— TASK TO CARRY OUT —
Find the lines holding "Voucher" and copy them.

[START EXERCISE MATERIAL]

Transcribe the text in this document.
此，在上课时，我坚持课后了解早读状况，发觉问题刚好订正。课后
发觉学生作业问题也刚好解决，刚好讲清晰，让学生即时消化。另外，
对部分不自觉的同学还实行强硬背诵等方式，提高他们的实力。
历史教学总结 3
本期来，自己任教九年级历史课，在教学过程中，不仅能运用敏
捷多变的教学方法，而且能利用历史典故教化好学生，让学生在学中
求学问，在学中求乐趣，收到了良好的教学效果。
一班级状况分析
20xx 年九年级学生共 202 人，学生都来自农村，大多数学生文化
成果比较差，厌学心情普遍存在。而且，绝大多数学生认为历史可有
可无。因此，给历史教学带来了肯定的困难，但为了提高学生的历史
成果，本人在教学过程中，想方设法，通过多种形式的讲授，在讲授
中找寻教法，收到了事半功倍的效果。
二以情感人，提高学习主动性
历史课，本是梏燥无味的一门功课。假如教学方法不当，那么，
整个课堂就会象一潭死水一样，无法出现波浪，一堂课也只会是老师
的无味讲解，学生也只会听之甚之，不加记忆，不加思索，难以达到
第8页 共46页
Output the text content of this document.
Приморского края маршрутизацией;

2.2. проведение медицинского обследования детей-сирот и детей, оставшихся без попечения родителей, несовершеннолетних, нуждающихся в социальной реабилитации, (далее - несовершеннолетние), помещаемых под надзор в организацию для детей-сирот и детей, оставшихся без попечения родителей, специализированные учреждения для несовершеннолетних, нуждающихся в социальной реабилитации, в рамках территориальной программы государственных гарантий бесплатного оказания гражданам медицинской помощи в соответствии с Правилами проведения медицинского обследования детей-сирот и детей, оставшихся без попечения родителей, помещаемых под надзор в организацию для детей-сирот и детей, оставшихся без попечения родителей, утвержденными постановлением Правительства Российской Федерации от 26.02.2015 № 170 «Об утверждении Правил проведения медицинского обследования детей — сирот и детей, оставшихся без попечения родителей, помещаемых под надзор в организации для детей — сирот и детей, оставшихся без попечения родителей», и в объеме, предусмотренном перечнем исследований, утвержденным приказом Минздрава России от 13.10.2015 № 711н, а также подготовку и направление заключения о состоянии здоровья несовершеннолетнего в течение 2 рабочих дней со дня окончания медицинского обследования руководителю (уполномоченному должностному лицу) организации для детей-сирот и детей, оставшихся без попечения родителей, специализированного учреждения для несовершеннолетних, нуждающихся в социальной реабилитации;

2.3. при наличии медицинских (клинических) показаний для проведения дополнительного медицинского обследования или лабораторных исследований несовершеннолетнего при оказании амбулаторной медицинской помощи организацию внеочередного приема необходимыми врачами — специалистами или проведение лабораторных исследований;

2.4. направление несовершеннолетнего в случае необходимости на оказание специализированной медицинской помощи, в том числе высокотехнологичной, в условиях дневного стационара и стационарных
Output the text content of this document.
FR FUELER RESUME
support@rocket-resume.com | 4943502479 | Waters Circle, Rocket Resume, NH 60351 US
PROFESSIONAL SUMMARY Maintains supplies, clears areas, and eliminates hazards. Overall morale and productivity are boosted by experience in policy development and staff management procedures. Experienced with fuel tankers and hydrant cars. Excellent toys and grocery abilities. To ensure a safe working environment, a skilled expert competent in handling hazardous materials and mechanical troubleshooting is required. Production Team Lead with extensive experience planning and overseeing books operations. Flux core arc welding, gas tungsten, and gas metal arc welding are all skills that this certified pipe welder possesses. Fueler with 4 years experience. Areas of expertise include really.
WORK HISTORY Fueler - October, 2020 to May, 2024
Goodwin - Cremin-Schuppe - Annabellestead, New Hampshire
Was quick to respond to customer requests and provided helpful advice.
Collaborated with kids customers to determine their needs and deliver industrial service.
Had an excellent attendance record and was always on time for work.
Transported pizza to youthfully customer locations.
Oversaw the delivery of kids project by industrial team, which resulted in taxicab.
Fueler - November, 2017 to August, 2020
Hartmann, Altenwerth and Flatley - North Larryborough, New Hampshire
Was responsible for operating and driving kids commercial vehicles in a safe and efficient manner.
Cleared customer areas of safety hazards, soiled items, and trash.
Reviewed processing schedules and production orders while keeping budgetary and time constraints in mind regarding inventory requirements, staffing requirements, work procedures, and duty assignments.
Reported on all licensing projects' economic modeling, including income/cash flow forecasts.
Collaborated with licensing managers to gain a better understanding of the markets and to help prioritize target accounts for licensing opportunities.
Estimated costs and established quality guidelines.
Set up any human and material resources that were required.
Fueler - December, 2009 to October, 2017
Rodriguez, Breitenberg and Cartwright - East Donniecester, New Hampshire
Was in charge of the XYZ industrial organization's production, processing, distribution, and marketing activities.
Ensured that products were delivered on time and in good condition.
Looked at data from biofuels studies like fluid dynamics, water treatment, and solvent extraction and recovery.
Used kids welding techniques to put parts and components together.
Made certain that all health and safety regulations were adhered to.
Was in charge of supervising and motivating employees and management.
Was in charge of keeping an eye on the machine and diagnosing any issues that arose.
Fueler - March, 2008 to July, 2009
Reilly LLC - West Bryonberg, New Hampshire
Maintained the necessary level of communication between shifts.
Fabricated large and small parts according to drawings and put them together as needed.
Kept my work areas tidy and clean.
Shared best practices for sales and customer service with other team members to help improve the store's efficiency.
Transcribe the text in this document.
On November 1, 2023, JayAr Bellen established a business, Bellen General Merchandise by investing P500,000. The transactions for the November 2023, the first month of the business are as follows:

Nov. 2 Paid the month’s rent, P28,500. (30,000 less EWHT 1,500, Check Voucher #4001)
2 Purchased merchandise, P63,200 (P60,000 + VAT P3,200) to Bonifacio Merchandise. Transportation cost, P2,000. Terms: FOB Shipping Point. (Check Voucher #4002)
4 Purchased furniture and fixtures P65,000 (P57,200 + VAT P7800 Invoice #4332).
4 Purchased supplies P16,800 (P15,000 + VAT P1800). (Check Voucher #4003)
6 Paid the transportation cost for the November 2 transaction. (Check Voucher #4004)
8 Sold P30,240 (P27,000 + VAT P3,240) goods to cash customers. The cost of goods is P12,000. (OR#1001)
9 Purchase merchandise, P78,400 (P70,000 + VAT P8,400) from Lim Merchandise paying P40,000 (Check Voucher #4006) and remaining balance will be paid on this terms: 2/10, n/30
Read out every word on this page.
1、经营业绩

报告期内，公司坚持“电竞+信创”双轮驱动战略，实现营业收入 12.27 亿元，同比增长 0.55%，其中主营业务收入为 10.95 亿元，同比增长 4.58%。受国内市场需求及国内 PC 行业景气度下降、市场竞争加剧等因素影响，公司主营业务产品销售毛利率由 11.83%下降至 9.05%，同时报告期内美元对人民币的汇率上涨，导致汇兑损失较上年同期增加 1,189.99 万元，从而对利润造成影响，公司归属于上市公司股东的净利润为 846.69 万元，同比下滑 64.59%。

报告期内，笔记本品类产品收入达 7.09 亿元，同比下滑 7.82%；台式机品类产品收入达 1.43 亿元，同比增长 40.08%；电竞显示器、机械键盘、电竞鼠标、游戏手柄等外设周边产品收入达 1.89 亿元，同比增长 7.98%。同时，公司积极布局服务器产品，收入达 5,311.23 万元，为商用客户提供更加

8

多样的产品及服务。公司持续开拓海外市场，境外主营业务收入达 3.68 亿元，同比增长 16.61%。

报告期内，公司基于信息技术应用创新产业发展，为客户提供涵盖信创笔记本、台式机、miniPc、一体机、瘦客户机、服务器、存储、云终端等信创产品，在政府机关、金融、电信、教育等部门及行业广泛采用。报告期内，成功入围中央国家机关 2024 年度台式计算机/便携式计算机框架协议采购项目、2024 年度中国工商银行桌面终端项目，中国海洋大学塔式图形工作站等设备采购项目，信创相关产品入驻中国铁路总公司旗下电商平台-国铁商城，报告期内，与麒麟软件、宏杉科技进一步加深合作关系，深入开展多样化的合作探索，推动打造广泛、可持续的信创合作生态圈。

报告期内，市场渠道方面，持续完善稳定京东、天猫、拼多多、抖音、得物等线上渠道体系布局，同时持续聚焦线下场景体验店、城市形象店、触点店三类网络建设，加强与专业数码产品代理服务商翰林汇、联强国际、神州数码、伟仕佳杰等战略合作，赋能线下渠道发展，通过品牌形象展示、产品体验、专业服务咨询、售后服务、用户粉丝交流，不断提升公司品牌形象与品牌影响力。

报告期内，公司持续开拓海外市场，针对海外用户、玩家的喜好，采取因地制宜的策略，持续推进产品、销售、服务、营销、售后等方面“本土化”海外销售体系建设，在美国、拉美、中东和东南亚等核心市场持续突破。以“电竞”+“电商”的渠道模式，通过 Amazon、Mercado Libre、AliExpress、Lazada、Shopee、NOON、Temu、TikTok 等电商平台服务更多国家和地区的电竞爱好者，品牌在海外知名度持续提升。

[END EXERCISE MATERIAL]

— EXERCISE OUTPUT —
Nov. 2 Paid the month’s rent, P28,500. (30,000 less EWHT 1,500, Check Voucher #4001)
2 Purchased merchandise, P63,200 (P60,000 + VAT P3,200) to Bonifacio Merchandise. Transportation cost, P2,000. Terms: FOB Shipping Point. (Check Voucher #4002)
4 Purchased supplies P16,800 (P15,000 + VAT P1800). (Check Voucher #4003)
6 Paid the transportation cost for the November 2 transaction. (Check Voucher #4004)
9 Purchase merchandise, P78,400 (P70,000 + VAT P8,400) from Lim Merchandise paying P40,000 (Check Voucher #4006) and remaining balance will be paid on this terms: 2/10, n/30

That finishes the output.